-- START Input --
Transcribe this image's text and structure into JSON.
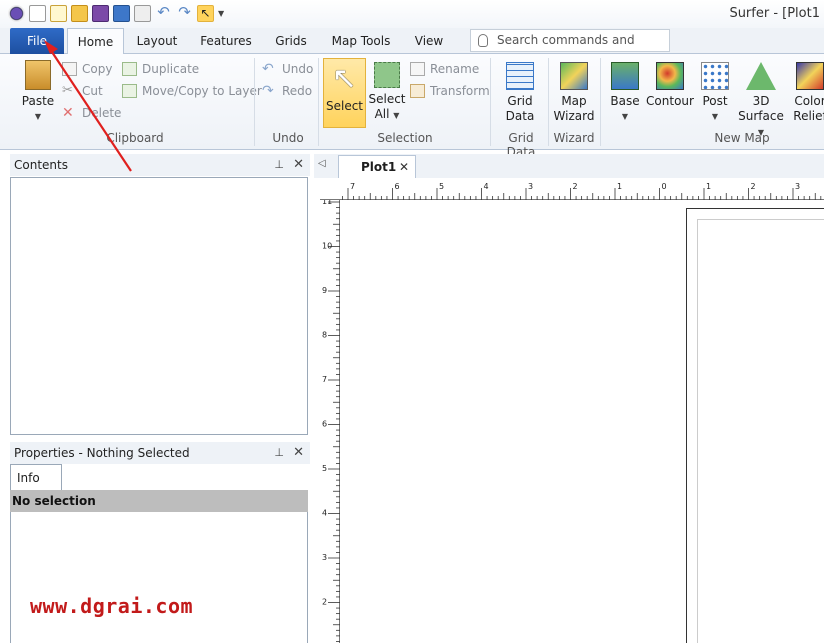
{
  "title_bar": {
    "app_title": "Surfer - [Plot1"
  },
  "tabs": [
    "File",
    "Home",
    "Layout",
    "Features",
    "Grids",
    "Map Tools",
    "View"
  ],
  "search": {
    "placeholder": "Search commands and Help..."
  },
  "ribbon": {
    "clipboard": {
      "paste": "Paste",
      "copy": "Copy",
      "cut": "Cut",
      "delete": "Delete",
      "duplicate": "Duplicate",
      "move_copy": "Move/Copy to Layer",
      "label": "Clipboard"
    },
    "undo": {
      "undo": "Undo",
      "redo": "Redo",
      "label": "Undo"
    },
    "selection": {
      "select": "Select",
      "select_all_1": "Select",
      "select_all_2": "All",
      "rename": "Rename",
      "transform": "Transform",
      "label": "Selection"
    },
    "grid_data": {
      "btn_1": "Grid",
      "btn_2": "Data",
      "label": "Grid Data"
    },
    "wizard": {
      "btn_1": "Map",
      "btn_2": "Wizard",
      "label": "Wizard"
    },
    "new_map": {
      "base": "Base",
      "contour": "Contour",
      "post": "Post",
      "surface_1": "3D",
      "surface_2": "Surface",
      "relief_1": "Color",
      "relief_2": "Relief",
      "label": "New Map"
    }
  },
  "contents_panel": {
    "title": "Contents"
  },
  "properties_panel": {
    "title": "Properties - Nothing Selected",
    "tab": "Info",
    "no_selection": "No selection"
  },
  "doc": {
    "tab": "Plot1"
  },
  "ruler": {
    "top_labels": [
      "7",
      "6",
      "5",
      "4",
      "3",
      "2",
      "1",
      "0",
      "1",
      "2",
      "3"
    ],
    "left_labels": [
      "11",
      "10",
      "9",
      "8",
      "7",
      "6",
      "5",
      "4",
      "3",
      "2"
    ]
  },
  "watermark": "www.dgrai.com",
  "colors": {
    "file_tab": "#2a62ba",
    "select_highlight": "#ffd35c",
    "annotation_arrow": "#e0201e"
  }
}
-- END Input --
**Written exercise:**
Pull out each line of the listing that holds the string "Copy".

**Solved problem:**
      "copy": "Copy",
      "move_copy": "Move/Copy to Layer",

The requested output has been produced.